Copy the records below exactly, leaving out every picture.

Extracted data:
┌──
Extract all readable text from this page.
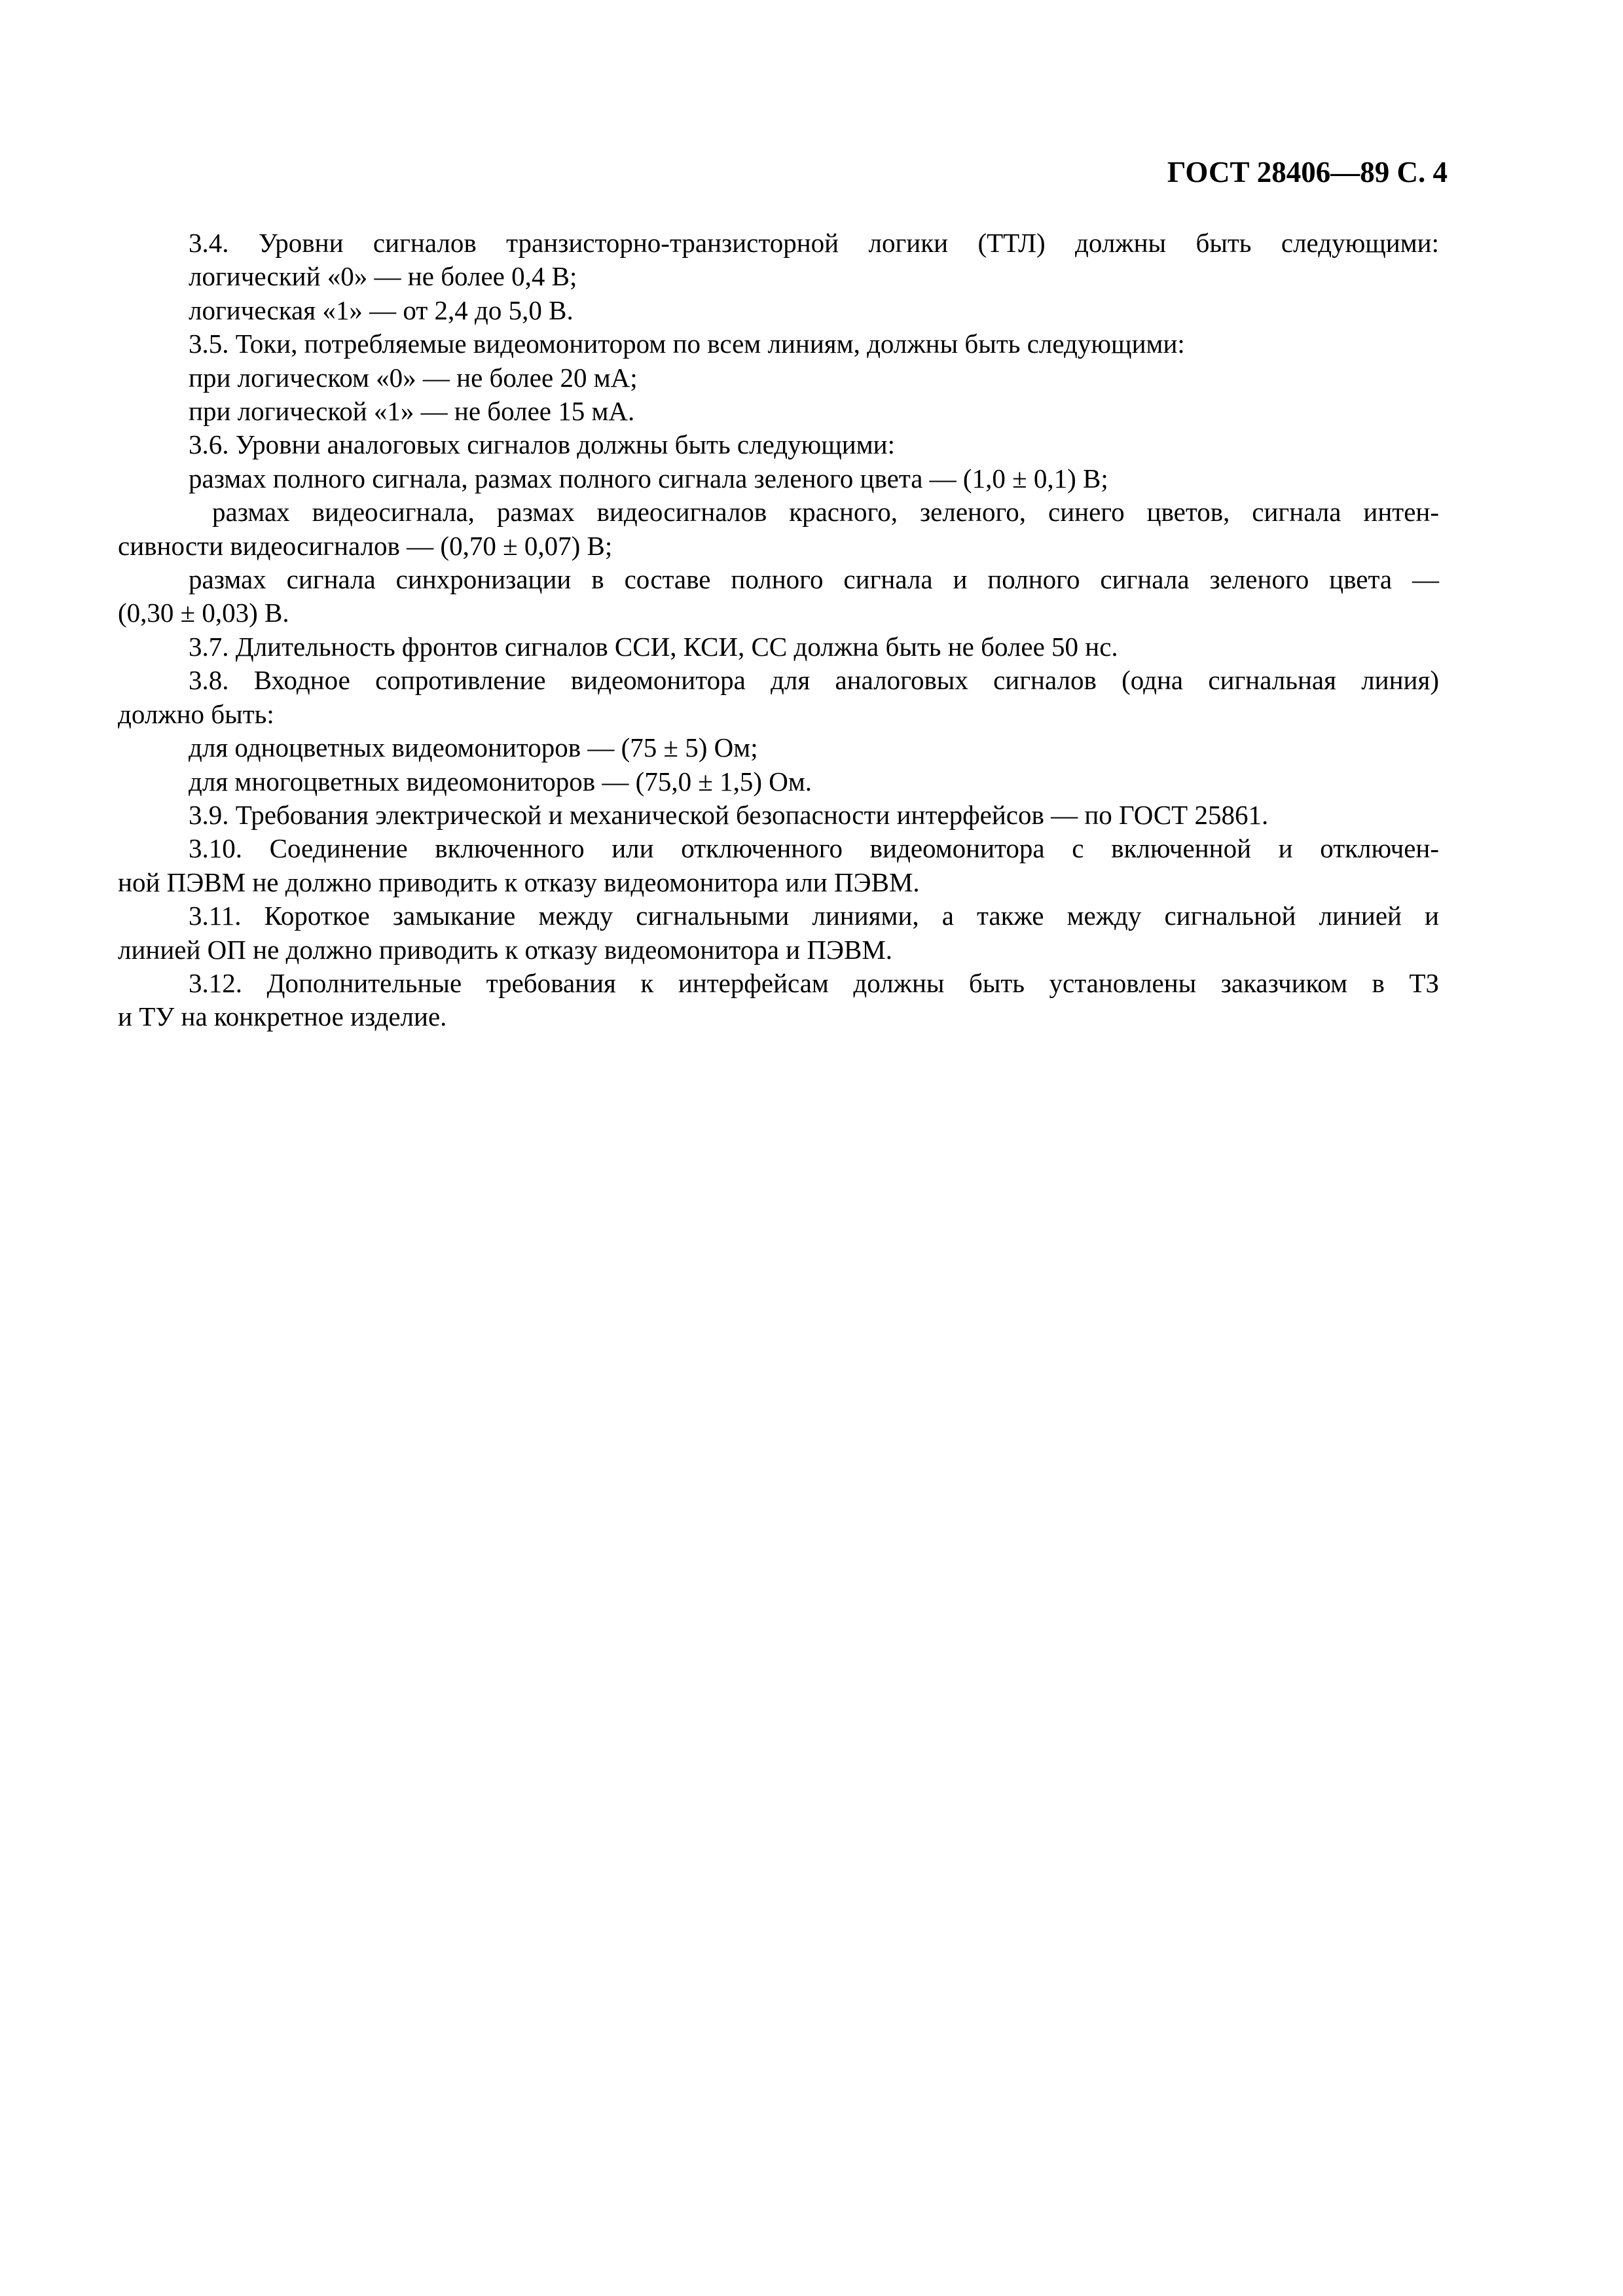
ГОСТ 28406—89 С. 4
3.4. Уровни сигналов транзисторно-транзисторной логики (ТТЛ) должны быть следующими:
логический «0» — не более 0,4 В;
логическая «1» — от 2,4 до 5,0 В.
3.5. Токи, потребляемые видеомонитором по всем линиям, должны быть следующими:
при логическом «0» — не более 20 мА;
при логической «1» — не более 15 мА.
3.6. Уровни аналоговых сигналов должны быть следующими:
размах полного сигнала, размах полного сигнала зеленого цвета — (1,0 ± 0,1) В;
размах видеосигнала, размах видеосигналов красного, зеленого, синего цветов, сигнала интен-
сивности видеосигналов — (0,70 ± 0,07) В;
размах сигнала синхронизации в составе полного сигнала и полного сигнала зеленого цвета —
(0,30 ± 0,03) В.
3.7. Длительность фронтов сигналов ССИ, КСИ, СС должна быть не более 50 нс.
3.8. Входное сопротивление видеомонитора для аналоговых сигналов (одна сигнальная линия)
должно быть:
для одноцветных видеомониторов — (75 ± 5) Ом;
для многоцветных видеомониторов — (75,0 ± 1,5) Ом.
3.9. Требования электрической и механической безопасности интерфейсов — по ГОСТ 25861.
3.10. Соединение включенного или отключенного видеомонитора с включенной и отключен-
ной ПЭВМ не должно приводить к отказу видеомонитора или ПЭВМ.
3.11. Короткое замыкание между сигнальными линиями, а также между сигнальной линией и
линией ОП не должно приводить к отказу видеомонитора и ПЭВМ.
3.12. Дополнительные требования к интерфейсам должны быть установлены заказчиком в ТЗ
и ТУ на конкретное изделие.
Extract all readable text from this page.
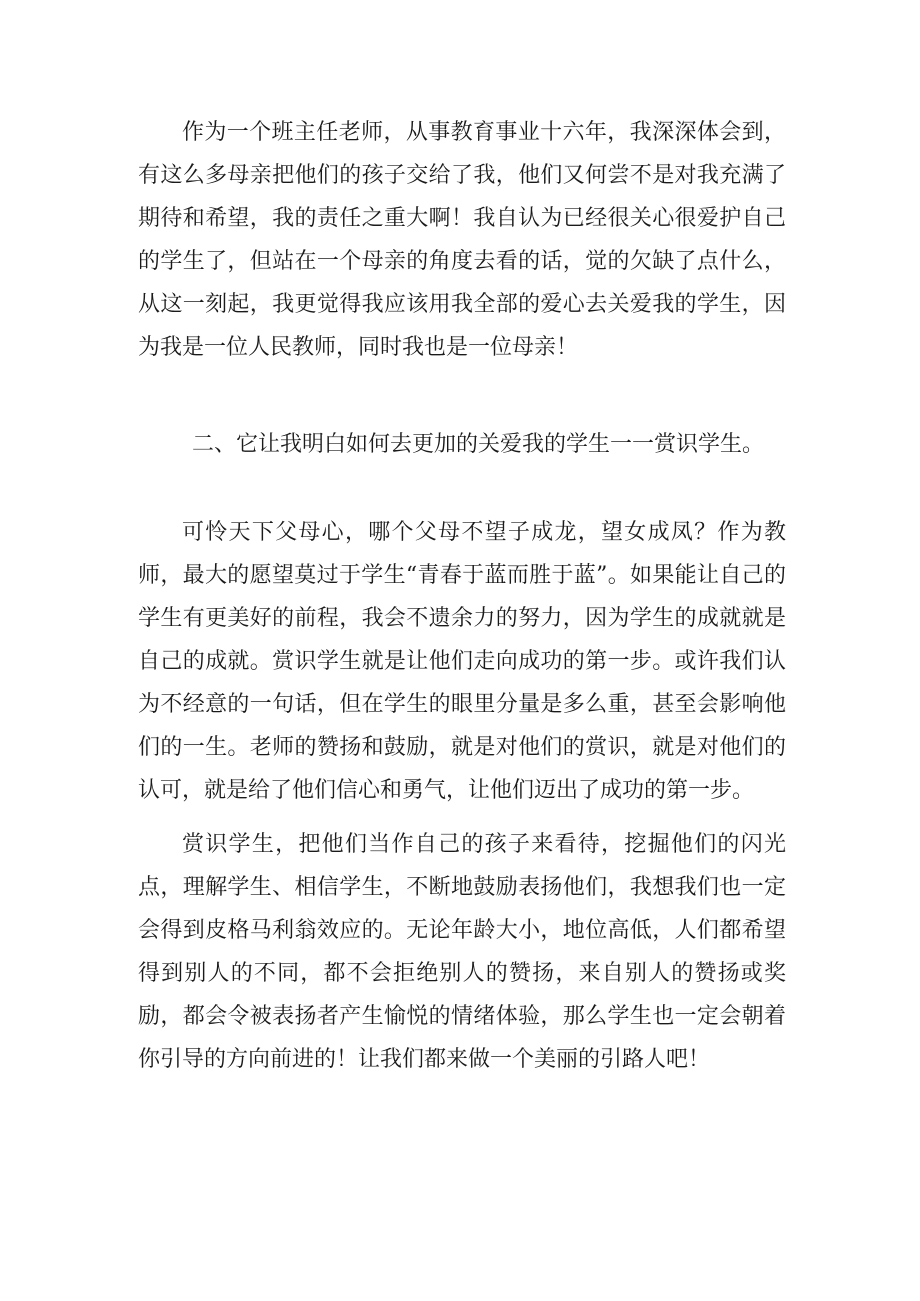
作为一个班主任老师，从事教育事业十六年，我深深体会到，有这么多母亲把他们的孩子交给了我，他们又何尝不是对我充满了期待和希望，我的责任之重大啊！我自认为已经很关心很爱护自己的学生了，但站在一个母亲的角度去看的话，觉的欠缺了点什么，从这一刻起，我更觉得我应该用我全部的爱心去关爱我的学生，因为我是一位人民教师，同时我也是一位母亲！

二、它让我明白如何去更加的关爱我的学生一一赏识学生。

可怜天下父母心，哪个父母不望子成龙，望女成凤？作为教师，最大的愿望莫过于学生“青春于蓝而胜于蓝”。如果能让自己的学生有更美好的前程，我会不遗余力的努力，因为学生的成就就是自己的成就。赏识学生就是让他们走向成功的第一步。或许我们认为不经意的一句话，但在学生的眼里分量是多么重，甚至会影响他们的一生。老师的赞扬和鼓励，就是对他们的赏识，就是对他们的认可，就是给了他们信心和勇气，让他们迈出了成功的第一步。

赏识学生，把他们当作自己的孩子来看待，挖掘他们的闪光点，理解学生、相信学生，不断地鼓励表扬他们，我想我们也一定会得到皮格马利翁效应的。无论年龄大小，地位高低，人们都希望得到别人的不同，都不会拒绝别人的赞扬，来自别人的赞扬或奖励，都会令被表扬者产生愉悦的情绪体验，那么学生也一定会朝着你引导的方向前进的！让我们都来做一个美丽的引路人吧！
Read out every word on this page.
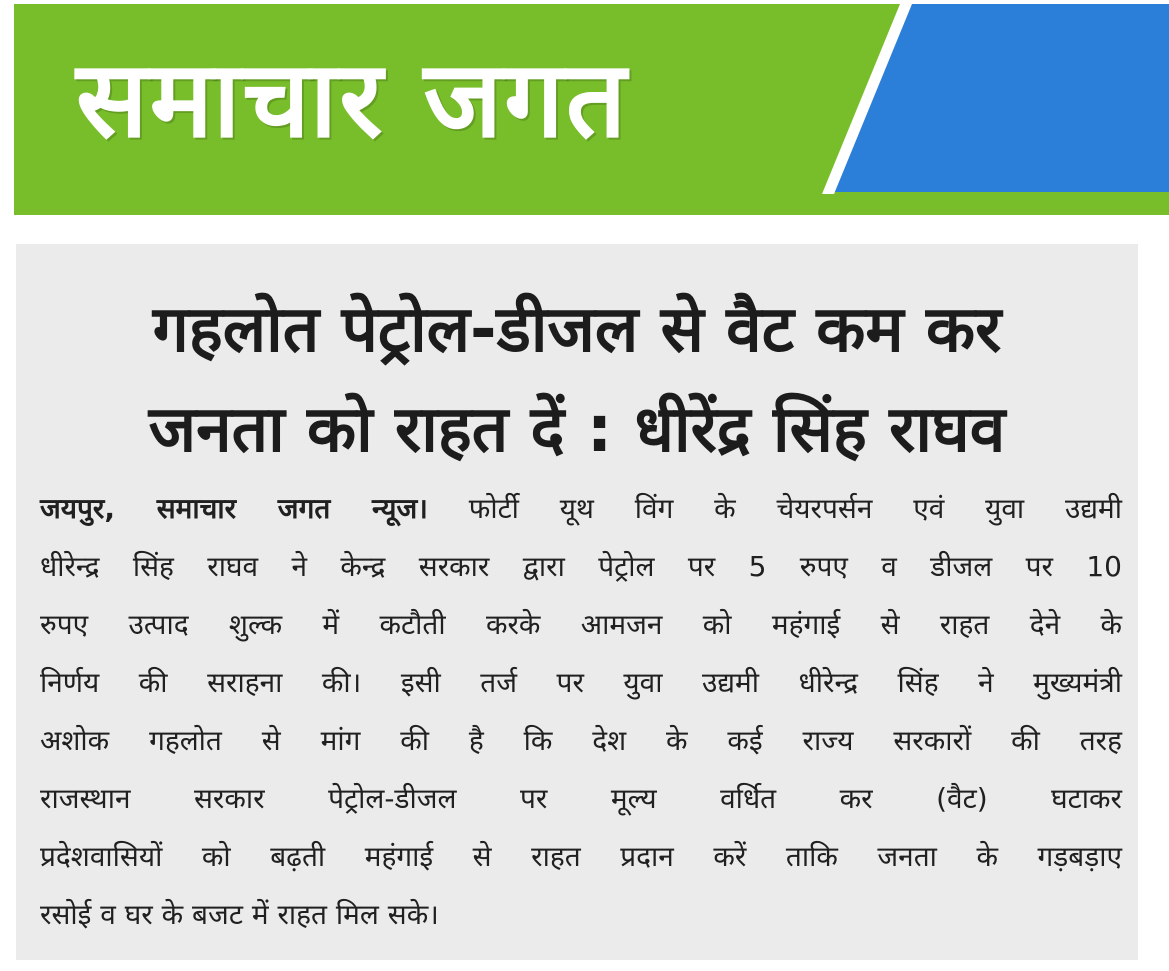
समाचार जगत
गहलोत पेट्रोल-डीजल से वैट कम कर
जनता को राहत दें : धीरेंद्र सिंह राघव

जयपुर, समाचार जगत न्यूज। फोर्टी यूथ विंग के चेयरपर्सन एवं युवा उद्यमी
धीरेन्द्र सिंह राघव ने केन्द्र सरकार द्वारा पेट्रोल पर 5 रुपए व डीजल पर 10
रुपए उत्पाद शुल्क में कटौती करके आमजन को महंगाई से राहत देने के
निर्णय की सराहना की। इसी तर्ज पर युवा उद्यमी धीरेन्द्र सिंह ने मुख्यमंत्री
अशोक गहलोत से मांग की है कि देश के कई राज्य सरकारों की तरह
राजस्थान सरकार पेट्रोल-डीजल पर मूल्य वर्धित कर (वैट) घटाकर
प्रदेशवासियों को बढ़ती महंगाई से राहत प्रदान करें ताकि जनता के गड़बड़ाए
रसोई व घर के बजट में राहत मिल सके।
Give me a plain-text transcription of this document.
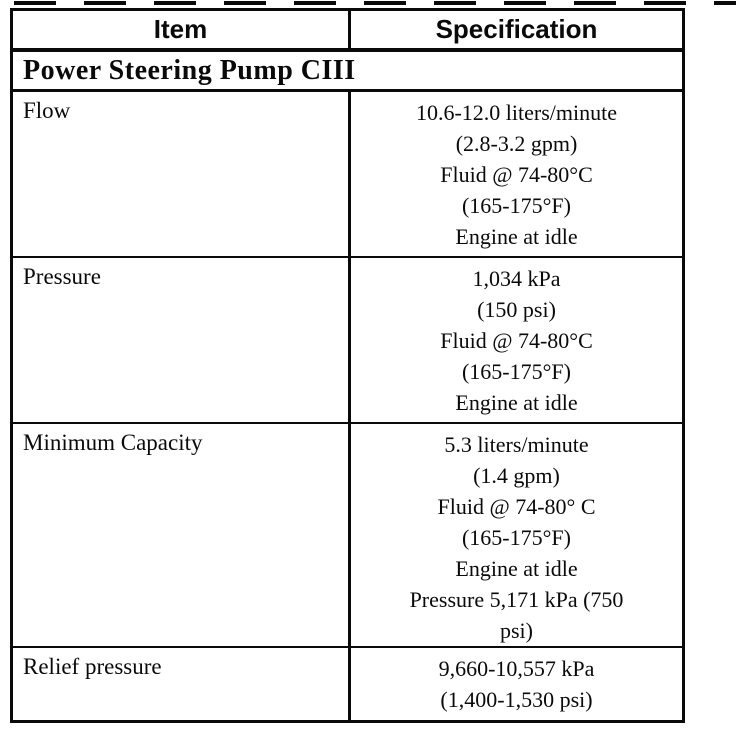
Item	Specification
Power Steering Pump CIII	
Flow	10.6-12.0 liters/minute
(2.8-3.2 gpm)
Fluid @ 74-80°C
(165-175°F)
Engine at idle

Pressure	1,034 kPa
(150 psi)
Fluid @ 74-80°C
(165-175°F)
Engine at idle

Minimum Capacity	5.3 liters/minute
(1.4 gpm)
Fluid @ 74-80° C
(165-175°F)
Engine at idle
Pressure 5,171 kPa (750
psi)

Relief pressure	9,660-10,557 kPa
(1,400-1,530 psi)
└──
Result below:
Extract all readable text from this page.
ГОСТ 28406—89 С. 4
3.4. Уровни сигналов транзисторно-транзисторной логики (ТТЛ) должны быть следующими:
логический «0» — не более 0,4 В;
логическая «1» — от 2,4 до 5,0 В.
3.5. Токи, потребляемые видеомонитором по всем линиям, должны быть следующими:
при логическом «0» — не более 20 мА;
при логической «1» — не более 15 мА.
3.6. Уровни аналоговых сигналов должны быть следующими:
размах полного сигнала, размах полного сигнала зеленого цвета — (1,0 ± 0,1) В;
размах видеосигнала, размах видеосигналов красного, зеленого, синего цветов, сигнала интен-
сивности видеосигналов — (0,70 ± 0,07) В;
размах сигнала синхронизации в составе полного сигнала и полного сигнала зеленого цвета —
(0,30 ± 0,03) В.
3.7. Длительность фронтов сигналов ССИ, КСИ, СС должна быть не более 50 нс.
3.8. Входное сопротивление видеомонитора для аналоговых сигналов (одна сигнальная линия)
должно быть:
для одноцветных видеомониторов — (75 ± 5) Ом;
для многоцветных видеомониторов — (75,0 ± 1,5) Ом.
3.9. Требования электрической и механической безопасности интерфейсов — по ГОСТ 25861.
3.10. Соединение включенного или отключенного видеомонитора с включенной и отключен-
ной ПЭВМ не должно приводить к отказу видеомонитора или ПЭВМ.
3.11. Короткое замыкание между сигнальными линиями, а также между сигнальной линией и
линией ОП не должно приводить к отказу видеомонитора и ПЭВМ.
3.12. Дополнительные требования к интерфейсам должны быть установлены заказчиком в ТЗ
и ТУ на конкретное изделие.
Extract all readable text from this page.
作为一个班主任老师，从事教育事业十六年，我深深体会到，有这么多母亲把他们的孩子交给了我，他们又何尝不是对我充满了期待和希望，我的责任之重大啊！我自认为已经很关心很爱护自己的学生了，但站在一个母亲的角度去看的话，觉的欠缺了点什么，从这一刻起，我更觉得我应该用我全部的爱心去关爱我的学生，因为我是一位人民教师，同时我也是一位母亲！

二、它让我明白如何去更加的关爱我的学生一一赏识学生。

可怜天下父母心，哪个父母不望子成龙，望女成凤？作为教师，最大的愿望莫过于学生“青春于蓝而胜于蓝”。如果能让自己的学生有更美好的前程，我会不遗余力的努力，因为学生的成就就是自己的成就。赏识学生就是让他们走向成功的第一步。或许我们认为不经意的一句话，但在学生的眼里分量是多么重，甚至会影响他们的一生。老师的赞扬和鼓励，就是对他们的赏识，就是对他们的认可，就是给了他们信心和勇气，让他们迈出了成功的第一步。

赏识学生，把他们当作自己的孩子来看待，挖掘他们的闪光点，理解学生、相信学生，不断地鼓励表扬他们，我想我们也一定会得到皮格马利翁效应的。无论年龄大小，地位高低，人们都希望得到别人的不同，都不会拒绝别人的赞扬，来自别人的赞扬或奖励，都会令被表扬者产生愉悦的情绪体验，那么学生也一定会朝着你引导的方向前进的！让我们都来做一个美丽的引路人吧！
Read out every word on this page.
समाचार जगत
गहलोत पेट्रोल-डीजल से वैट कम कर
जनता को राहत दें : धीरेंद्र सिंह राघव

जयपुर, समाचार जगत न्यूज। फोर्टी यूथ विंग के चेयरपर्सन एवं युवा उद्यमी
धीरेन्द्र सिंह राघव ने केन्द्र सरकार द्वारा पेट्रोल पर 5 रुपए व डीजल पर 10
रुपए उत्पाद शुल्क में कटौती करके आमजन को महंगाई से राहत देने के
निर्णय की सराहना की। इसी तर्ज पर युवा उद्यमी धीरेन्द्र सिंह ने मुख्यमंत्री
अशोक गहलोत से मांग की है कि देश के कई राज्य सरकारों की तरह
राजस्थान सरकार पेट्रोल-डीजल पर मूल्य वर्धित कर (वैट) घटाकर
प्रदेशवासियों को बढ़ती महंगाई से राहत प्रदान करें ताकि जनता के गड़बड़ाए
रसोई व घर के बजट में राहत मिल सके।
Give me a plain-text transcription of this document.
Item	Specification
Power Steering Pump CIII	
Flow	10.6-12.0 liters/minute
(2.8-3.2 gpm)
Fluid @ 74-80°C
(165-175°F)
Engine at idle

Pressure	1,034 kPa
(150 psi)
Fluid @ 74-80°C
(165-175°F)
Engine at idle

Minimum Capacity	5.3 liters/minute
(1.4 gpm)
Fluid @ 74-80° C
(165-175°F)
Engine at idle
Pressure 5,171 kPa (750
psi)

Relief pressure	9,660-10,557 kPa
(1,400-1,530 psi)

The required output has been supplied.